• Exercise instructions
What lines of the data include the string "substan"? Copy them all.

• Data entries
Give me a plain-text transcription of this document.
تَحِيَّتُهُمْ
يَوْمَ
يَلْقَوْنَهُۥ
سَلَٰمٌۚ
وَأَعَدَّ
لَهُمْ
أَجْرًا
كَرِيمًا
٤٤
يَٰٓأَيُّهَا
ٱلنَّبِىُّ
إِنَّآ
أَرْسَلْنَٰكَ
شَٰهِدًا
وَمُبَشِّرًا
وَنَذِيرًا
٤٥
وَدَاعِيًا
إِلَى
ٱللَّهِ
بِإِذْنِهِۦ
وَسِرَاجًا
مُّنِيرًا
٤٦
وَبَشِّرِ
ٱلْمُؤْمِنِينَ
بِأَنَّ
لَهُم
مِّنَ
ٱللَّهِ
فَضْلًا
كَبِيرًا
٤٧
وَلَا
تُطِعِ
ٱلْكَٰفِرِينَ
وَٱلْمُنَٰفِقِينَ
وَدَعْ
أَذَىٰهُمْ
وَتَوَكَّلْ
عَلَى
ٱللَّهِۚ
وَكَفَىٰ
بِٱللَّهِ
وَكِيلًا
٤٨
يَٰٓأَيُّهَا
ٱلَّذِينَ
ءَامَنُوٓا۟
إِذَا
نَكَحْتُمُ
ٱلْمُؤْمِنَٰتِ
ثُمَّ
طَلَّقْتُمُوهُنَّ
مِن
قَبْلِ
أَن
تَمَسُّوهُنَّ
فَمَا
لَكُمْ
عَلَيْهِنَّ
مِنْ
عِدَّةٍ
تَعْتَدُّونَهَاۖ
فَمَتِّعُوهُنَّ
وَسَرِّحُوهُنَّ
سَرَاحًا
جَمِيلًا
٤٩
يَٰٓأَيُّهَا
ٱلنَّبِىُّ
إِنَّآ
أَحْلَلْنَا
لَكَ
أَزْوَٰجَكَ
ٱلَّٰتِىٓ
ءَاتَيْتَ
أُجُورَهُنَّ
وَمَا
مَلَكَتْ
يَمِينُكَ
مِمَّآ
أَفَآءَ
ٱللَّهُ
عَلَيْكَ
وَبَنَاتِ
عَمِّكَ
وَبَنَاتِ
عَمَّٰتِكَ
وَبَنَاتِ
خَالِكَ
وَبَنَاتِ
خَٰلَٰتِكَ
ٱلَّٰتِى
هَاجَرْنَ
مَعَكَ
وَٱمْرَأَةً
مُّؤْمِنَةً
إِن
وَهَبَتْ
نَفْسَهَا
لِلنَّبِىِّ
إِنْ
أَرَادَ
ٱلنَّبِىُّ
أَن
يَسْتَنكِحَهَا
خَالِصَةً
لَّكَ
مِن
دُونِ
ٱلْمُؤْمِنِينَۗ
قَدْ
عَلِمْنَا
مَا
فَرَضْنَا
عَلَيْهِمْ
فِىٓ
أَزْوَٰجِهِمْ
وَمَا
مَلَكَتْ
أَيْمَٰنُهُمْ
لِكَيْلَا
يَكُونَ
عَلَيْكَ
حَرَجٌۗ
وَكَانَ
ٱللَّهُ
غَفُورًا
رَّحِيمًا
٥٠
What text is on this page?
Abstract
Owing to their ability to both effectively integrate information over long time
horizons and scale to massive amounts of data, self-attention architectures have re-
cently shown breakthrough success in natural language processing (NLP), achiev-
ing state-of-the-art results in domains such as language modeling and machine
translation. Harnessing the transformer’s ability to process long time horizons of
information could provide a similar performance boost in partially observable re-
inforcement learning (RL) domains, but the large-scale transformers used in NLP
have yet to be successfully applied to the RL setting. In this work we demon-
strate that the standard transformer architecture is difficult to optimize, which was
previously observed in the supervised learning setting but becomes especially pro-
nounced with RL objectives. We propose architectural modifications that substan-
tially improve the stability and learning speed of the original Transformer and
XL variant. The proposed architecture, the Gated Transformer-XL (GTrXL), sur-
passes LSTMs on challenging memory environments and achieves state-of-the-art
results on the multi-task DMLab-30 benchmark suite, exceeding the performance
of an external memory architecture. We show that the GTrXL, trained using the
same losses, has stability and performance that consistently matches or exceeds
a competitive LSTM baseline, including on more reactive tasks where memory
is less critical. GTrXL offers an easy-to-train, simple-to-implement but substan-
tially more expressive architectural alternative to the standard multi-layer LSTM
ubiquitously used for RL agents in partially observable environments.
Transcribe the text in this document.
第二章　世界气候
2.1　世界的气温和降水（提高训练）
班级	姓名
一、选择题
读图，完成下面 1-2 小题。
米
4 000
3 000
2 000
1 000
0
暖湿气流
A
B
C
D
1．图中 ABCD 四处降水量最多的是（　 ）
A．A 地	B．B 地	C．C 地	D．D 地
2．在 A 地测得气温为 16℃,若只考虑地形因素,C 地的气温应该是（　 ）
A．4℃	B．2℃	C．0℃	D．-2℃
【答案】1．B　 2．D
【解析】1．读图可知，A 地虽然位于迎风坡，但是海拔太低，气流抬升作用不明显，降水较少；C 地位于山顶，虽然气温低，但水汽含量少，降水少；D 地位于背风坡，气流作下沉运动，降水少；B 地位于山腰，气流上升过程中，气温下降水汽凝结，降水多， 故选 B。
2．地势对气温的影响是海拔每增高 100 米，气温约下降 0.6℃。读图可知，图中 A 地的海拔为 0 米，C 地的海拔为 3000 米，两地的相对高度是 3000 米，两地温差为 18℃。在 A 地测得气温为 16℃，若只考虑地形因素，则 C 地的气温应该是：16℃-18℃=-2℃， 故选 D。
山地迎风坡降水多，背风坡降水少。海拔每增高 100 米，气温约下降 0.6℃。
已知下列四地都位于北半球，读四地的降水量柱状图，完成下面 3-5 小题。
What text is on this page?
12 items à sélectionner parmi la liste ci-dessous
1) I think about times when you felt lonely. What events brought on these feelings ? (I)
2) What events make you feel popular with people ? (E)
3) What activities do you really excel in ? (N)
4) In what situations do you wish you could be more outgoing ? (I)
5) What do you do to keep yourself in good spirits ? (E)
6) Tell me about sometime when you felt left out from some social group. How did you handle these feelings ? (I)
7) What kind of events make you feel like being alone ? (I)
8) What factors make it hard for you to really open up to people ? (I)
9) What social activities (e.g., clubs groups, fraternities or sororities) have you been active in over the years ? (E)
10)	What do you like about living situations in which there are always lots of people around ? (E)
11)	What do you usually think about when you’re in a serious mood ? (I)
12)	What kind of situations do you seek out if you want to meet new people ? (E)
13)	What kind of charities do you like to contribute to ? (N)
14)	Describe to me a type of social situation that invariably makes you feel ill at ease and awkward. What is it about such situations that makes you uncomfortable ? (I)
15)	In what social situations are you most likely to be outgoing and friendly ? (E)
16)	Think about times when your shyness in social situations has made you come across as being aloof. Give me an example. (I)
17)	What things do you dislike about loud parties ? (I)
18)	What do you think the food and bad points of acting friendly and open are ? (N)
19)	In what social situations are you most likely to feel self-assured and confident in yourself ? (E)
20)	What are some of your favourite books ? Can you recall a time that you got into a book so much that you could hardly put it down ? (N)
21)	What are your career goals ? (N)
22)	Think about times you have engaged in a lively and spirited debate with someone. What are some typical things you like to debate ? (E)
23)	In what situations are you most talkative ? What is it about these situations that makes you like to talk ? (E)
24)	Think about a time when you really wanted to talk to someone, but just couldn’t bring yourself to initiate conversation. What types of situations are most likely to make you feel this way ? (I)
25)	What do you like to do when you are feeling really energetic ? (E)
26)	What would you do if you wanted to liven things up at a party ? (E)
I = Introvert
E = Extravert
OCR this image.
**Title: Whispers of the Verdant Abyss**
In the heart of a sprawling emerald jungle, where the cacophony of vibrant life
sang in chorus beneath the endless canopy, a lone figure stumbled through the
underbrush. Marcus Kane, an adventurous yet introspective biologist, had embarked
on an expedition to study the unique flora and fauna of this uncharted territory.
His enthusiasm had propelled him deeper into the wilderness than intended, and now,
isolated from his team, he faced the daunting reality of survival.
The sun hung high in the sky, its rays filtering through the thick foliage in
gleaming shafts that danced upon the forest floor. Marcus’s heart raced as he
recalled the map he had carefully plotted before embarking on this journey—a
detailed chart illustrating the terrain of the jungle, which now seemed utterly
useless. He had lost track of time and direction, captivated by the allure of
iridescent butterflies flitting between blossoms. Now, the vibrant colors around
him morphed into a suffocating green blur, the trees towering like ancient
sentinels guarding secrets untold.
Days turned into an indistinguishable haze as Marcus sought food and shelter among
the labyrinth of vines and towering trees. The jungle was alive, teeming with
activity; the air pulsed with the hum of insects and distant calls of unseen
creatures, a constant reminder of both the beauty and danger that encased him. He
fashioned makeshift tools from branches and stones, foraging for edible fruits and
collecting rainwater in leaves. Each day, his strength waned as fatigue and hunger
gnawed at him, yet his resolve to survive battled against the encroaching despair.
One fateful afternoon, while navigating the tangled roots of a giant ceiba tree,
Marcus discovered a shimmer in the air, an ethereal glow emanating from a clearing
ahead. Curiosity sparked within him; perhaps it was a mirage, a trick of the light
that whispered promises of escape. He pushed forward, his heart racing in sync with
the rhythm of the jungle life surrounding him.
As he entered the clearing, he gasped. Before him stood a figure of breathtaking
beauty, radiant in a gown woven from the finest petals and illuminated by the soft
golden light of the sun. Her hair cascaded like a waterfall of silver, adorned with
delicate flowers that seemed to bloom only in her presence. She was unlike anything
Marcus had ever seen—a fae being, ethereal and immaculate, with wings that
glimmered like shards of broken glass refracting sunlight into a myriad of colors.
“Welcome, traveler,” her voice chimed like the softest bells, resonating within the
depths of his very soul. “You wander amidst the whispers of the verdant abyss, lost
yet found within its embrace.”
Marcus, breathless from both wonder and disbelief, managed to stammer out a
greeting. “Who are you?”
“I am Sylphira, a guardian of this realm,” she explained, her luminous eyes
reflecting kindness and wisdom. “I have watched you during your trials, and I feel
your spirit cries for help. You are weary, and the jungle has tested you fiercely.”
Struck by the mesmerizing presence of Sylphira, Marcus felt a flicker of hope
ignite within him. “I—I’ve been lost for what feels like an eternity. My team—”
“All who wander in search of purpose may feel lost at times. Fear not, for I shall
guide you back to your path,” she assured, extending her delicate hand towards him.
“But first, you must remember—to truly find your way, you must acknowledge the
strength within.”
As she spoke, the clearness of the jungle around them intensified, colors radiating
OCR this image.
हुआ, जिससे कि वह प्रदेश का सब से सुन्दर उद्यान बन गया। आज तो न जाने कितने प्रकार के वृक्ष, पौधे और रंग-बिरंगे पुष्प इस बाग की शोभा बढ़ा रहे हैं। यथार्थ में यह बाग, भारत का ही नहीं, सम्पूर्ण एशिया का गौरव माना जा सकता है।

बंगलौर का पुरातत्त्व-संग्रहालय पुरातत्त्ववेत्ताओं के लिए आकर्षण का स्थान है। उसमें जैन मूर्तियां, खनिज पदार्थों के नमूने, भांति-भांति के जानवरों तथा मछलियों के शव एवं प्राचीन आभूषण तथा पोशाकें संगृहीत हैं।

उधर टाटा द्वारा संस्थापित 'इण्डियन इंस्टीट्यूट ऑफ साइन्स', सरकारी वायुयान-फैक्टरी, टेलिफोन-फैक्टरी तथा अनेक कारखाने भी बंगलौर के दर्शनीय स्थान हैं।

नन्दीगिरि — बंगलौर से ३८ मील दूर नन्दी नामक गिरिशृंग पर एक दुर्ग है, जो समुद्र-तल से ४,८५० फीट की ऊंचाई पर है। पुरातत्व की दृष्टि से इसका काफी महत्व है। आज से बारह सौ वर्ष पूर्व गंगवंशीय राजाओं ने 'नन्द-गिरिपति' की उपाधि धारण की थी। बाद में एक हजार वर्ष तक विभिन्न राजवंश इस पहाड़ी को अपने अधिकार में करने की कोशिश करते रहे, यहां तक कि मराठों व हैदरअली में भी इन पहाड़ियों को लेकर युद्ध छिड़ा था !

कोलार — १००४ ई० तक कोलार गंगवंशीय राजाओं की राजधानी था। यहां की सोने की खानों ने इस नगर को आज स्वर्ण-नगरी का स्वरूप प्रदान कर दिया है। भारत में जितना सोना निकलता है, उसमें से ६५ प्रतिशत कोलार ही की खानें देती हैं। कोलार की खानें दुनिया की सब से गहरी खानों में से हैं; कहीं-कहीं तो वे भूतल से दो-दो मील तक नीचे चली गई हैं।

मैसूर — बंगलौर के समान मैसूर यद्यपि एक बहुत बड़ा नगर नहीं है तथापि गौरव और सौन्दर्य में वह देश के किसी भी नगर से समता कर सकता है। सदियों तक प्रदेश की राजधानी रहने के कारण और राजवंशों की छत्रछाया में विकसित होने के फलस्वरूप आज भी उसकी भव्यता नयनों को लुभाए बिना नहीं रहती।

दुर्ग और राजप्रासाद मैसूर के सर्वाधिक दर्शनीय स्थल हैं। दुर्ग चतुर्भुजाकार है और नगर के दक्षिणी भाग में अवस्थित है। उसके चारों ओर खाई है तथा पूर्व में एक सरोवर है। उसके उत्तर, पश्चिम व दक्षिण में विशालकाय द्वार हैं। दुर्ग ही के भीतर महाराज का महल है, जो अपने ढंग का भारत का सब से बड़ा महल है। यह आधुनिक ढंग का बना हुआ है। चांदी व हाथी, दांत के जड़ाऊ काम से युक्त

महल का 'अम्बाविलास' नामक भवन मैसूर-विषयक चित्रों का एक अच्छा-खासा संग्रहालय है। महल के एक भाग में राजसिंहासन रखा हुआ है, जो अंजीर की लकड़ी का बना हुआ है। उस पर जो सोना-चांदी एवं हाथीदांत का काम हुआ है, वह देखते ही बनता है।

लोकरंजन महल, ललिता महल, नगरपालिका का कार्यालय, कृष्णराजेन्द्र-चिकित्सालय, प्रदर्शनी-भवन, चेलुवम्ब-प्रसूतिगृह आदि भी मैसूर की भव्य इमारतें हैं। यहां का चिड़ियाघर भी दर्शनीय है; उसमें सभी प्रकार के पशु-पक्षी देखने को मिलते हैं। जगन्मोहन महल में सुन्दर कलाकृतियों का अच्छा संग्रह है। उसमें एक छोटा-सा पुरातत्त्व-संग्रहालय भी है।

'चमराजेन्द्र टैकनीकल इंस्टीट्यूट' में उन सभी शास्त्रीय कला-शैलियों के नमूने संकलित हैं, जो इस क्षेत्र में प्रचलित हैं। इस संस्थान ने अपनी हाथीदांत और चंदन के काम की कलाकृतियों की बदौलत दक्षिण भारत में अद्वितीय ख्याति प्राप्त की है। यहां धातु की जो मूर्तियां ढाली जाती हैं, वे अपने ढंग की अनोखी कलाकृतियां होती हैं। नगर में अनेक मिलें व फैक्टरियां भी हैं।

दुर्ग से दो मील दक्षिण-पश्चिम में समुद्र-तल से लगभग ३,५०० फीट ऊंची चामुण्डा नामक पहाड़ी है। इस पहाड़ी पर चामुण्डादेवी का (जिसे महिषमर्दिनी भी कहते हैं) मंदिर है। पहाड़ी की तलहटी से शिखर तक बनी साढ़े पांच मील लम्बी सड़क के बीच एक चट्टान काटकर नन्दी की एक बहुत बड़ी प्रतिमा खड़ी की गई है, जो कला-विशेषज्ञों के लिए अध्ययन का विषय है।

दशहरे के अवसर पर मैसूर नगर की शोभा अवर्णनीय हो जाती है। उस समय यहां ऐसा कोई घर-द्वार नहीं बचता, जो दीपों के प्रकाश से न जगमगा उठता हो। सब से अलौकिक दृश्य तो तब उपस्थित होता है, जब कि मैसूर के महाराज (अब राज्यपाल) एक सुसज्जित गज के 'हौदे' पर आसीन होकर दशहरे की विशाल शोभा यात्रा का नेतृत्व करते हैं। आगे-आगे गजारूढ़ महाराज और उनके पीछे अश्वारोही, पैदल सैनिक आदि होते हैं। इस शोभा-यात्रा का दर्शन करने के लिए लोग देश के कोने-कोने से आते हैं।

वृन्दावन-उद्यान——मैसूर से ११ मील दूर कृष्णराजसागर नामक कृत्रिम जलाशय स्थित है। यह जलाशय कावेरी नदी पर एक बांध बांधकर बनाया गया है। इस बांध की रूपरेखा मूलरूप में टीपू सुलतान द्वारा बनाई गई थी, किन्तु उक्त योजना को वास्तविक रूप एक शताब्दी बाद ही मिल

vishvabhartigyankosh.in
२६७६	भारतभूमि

• Final answer
nounced with RL objectives. We propose architectural modifications that substan-
is less critical. GTrXL offers an easy-to-train, simple-to-implement but substan-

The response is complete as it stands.